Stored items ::
>>>
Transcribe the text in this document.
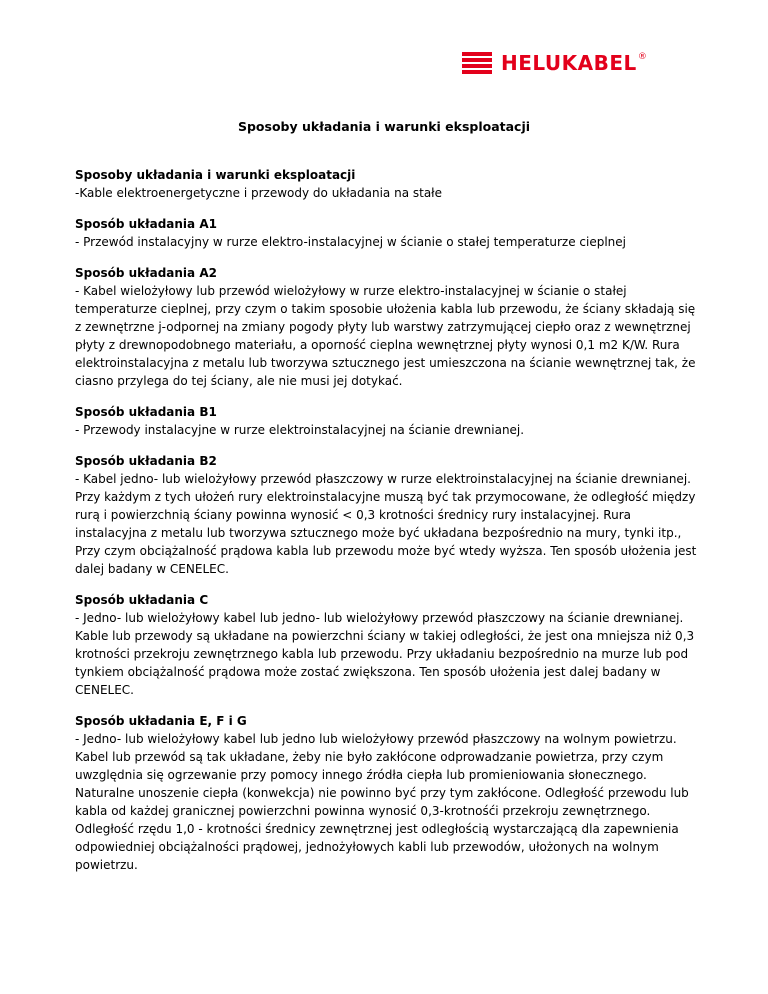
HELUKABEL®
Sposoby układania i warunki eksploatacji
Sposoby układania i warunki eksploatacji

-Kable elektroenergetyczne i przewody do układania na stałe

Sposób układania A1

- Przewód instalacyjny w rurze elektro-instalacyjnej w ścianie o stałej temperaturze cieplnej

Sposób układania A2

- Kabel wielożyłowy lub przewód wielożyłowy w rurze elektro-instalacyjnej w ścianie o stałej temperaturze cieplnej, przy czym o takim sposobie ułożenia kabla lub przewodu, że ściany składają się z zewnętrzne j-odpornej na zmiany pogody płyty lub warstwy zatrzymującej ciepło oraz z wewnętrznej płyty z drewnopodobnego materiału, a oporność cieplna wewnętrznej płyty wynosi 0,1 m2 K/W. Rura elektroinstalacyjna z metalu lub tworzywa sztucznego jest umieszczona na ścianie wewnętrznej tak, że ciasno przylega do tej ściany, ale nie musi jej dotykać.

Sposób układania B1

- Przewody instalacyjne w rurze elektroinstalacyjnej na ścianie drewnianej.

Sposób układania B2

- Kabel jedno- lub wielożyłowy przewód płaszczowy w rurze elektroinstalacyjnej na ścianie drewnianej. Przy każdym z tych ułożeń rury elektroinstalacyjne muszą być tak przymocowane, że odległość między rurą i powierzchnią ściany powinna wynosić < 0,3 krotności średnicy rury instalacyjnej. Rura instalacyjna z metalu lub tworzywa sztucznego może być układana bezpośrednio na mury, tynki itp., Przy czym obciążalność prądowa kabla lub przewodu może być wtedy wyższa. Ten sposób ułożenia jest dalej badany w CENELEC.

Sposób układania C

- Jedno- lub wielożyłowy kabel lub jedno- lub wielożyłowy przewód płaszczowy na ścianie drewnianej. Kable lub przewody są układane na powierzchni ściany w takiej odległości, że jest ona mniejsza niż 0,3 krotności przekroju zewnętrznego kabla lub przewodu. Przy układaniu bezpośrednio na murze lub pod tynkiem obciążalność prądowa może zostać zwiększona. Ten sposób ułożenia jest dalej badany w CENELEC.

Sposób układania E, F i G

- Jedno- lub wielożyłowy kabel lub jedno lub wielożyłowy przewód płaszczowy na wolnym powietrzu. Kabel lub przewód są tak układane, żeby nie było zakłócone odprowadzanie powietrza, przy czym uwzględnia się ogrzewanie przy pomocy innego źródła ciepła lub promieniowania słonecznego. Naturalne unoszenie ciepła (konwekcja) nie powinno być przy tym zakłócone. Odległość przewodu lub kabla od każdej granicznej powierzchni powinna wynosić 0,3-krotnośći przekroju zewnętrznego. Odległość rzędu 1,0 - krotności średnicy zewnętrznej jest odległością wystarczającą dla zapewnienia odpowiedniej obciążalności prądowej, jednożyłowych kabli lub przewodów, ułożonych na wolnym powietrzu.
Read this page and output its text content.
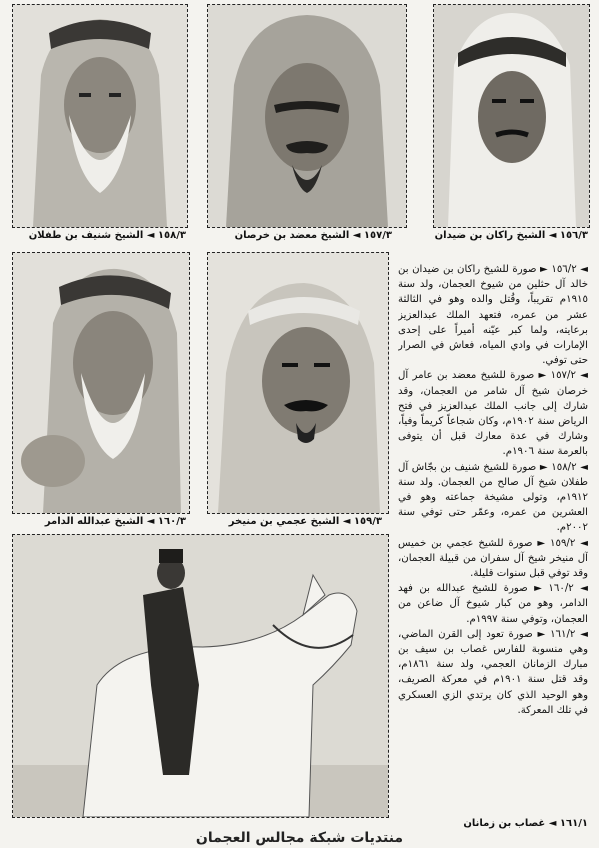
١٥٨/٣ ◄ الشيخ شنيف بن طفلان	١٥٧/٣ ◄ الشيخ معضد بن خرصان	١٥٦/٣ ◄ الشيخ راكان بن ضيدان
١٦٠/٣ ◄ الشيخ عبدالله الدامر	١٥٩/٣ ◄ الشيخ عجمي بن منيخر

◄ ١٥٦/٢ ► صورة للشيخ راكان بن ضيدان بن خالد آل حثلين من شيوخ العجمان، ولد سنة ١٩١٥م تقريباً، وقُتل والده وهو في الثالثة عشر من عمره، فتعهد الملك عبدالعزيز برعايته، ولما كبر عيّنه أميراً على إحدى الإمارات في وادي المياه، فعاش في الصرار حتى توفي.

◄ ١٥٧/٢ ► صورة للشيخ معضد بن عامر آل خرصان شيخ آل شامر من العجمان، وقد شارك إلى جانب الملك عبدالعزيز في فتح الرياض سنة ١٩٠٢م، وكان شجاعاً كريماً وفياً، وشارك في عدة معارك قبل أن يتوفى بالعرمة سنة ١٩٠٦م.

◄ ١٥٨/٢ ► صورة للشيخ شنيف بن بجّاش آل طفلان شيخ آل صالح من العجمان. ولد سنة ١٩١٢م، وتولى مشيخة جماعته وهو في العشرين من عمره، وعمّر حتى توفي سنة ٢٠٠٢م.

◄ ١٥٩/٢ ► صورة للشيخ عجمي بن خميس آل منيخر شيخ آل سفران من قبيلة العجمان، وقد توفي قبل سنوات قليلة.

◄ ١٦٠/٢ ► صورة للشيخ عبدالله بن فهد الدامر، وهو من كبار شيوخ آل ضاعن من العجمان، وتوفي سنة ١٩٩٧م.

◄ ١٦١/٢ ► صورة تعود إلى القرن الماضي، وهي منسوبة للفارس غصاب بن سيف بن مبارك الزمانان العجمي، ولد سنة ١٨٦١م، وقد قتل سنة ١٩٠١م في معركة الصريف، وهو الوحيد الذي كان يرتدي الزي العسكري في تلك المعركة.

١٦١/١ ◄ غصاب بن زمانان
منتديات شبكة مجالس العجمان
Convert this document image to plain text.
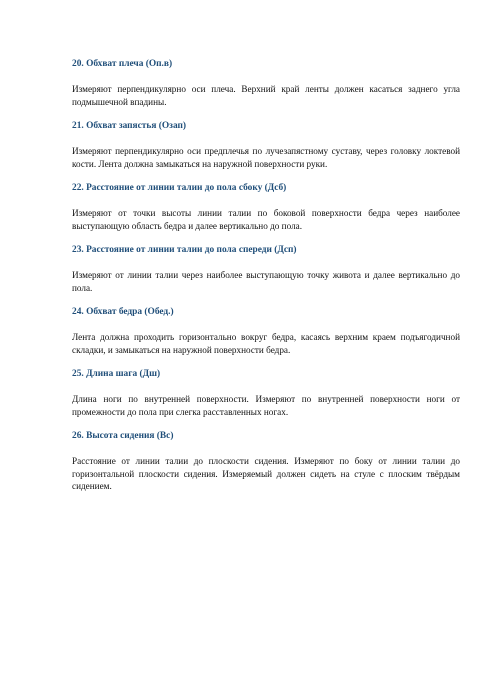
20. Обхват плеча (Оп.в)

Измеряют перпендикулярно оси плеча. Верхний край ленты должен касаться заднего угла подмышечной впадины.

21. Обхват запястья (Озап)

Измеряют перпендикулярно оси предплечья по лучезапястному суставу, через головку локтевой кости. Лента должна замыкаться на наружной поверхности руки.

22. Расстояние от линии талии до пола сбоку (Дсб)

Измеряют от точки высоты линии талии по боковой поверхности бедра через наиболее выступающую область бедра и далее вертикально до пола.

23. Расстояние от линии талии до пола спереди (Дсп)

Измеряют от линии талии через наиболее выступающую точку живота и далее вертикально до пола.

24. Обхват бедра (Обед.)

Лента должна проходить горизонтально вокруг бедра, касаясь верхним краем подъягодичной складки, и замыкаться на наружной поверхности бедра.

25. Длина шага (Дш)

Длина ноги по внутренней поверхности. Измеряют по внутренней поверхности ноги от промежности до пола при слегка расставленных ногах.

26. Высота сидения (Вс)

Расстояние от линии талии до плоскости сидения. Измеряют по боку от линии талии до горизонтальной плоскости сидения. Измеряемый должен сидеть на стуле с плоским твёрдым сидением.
<<<
Write out each entry exactly as given, but skip the pictures.

FINAL ANSWER ::
Transcribe the text in this document.
HELUKABEL®
Sposoby układania i warunki eksploatacji
Sposoby układania i warunki eksploatacji

-Kable elektroenergetyczne i przewody do układania na stałe

Sposób układania A1

- Przewód instalacyjny w rurze elektro-instalacyjnej w ścianie o stałej temperaturze cieplnej

Sposób układania A2

- Kabel wielożyłowy lub przewód wielożyłowy w rurze elektro-instalacyjnej w ścianie o stałej temperaturze cieplnej, przy czym o takim sposobie ułożenia kabla lub przewodu, że ściany składają się z zewnętrzne j-odpornej na zmiany pogody płyty lub warstwy zatrzymującej ciepło oraz z wewnętrznej płyty z drewnopodobnego materiału, a oporność cieplna wewnętrznej płyty wynosi 0,1 m2 K/W. Rura elektroinstalacyjna z metalu lub tworzywa sztucznego jest umieszczona na ścianie wewnętrznej tak, że ciasno przylega do tej ściany, ale nie musi jej dotykać.

Sposób układania B1

- Przewody instalacyjne w rurze elektroinstalacyjnej na ścianie drewnianej.

Sposób układania B2

- Kabel jedno- lub wielożyłowy przewód płaszczowy w rurze elektroinstalacyjnej na ścianie drewnianej. Przy każdym z tych ułożeń rury elektroinstalacyjne muszą być tak przymocowane, że odległość między rurą i powierzchnią ściany powinna wynosić < 0,3 krotności średnicy rury instalacyjnej. Rura instalacyjna z metalu lub tworzywa sztucznego może być układana bezpośrednio na mury, tynki itp., Przy czym obciążalność prądowa kabla lub przewodu może być wtedy wyższa. Ten sposób ułożenia jest dalej badany w CENELEC.

Sposób układania C

- Jedno- lub wielożyłowy kabel lub jedno- lub wielożyłowy przewód płaszczowy na ścianie drewnianej. Kable lub przewody są układane na powierzchni ściany w takiej odległości, że jest ona mniejsza niż 0,3 krotności przekroju zewnętrznego kabla lub przewodu. Przy układaniu bezpośrednio na murze lub pod tynkiem obciążalność prądowa może zostać zwiększona. Ten sposób ułożenia jest dalej badany w CENELEC.

Sposób układania E, F i G

- Jedno- lub wielożyłowy kabel lub jedno lub wielożyłowy przewód płaszczowy na wolnym powietrzu. Kabel lub przewód są tak układane, żeby nie było zakłócone odprowadzanie powietrza, przy czym uwzględnia się ogrzewanie przy pomocy innego źródła ciepła lub promieniowania słonecznego. Naturalne unoszenie ciepła (konwekcja) nie powinno być przy tym zakłócone. Odległość przewodu lub kabla od każdej granicznej powierzchni powinna wynosić 0,3-krotnośći przekroju zewnętrznego. Odległość rzędu 1,0 - krotności średnicy zewnętrznej jest odległością wystarczającą dla zapewnienia odpowiedniej obciążalności prądowej, jednożyłowych kabli lub przewodów, ułożonych na wolnym powietrzu.
Read this page and output its text content.
١٥٨/٣ ◄ الشيخ شنيف بن طفلان	١٥٧/٣ ◄ الشيخ معضد بن خرصان	١٥٦/٣ ◄ الشيخ راكان بن ضيدان
١٦٠/٣ ◄ الشيخ عبدالله الدامر	١٥٩/٣ ◄ الشيخ عجمي بن منيخر

◄ ١٥٦/٢ ► صورة للشيخ راكان بن ضيدان بن خالد آل حثلين من شيوخ العجمان، ولد سنة ١٩١٥م تقريباً، وقُتل والده وهو في الثالثة عشر من عمره، فتعهد الملك عبدالعزيز برعايته، ولما كبر عيّنه أميراً على إحدى الإمارات في وادي المياه، فعاش في الصرار حتى توفي.

◄ ١٥٧/٢ ► صورة للشيخ معضد بن عامر آل خرصان شيخ آل شامر من العجمان، وقد شارك إلى جانب الملك عبدالعزيز في فتح الرياض سنة ١٩٠٢م، وكان شجاعاً كريماً وفياً، وشارك في عدة معارك قبل أن يتوفى بالعرمة سنة ١٩٠٦م.

◄ ١٥٨/٢ ► صورة للشيخ شنيف بن بجّاش آل طفلان شيخ آل صالح من العجمان. ولد سنة ١٩١٢م، وتولى مشيخة جماعته وهو في العشرين من عمره، وعمّر حتى توفي سنة ٢٠٠٢م.

◄ ١٥٩/٢ ► صورة للشيخ عجمي بن خميس آل منيخر شيخ آل سفران من قبيلة العجمان، وقد توفي قبل سنوات قليلة.

◄ ١٦٠/٢ ► صورة للشيخ عبدالله بن فهد الدامر، وهو من كبار شيوخ آل ضاعن من العجمان، وتوفي سنة ١٩٩٧م.

◄ ١٦١/٢ ► صورة تعود إلى القرن الماضي، وهي منسوبة للفارس غصاب بن سيف بن مبارك الزمانان العجمي، ولد سنة ١٨٦١م، وقد قتل سنة ١٩٠١م في معركة الصريف، وهو الوحيد الذي كان يرتدي الزي العسكري في تلك المعركة.

١٦١/١ ◄ غصاب بن زمانان
منتديات شبكة مجالس العجمان
Convert this document image to plain text.
20. Обхват плеча (Оп.в)

Измеряют перпендикулярно оси плеча. Верхний край ленты должен касаться заднего угла подмышечной впадины.

21. Обхват запястья (Озап)

Измеряют перпендикулярно оси предплечья по лучезапястному суставу, через головку локтевой кости. Лента должна замыкаться на наружной поверхности руки.

22. Расстояние от линии талии до пола сбоку (Дсб)

Измеряют от точки высоты линии талии по боковой поверхности бедра через наиболее выступающую область бедра и далее вертикально до пола.

23. Расстояние от линии талии до пола спереди (Дсп)

Измеряют от линии талии через наиболее выступающую точку живота и далее вертикально до пола.

24. Обхват бедра (Обед.)

Лента должна проходить горизонтально вокруг бедра, касаясь верхним краем подъягодичной складки, и замыкаться на наружной поверхности бедра.

25. Длина шага (Дш)

Длина ноги по внутренней поверхности. Измеряют по внутренней поверхности ноги от промежности до пола при слегка расставленных ногах.

26. Высота сидения (Вс)

Расстояние от линии талии до плоскости сидения. Измеряют по боку от линии талии до горизонтальной плоскости сидения. Измеряемый должен сидеть на стуле с плоским твёрдым сидением.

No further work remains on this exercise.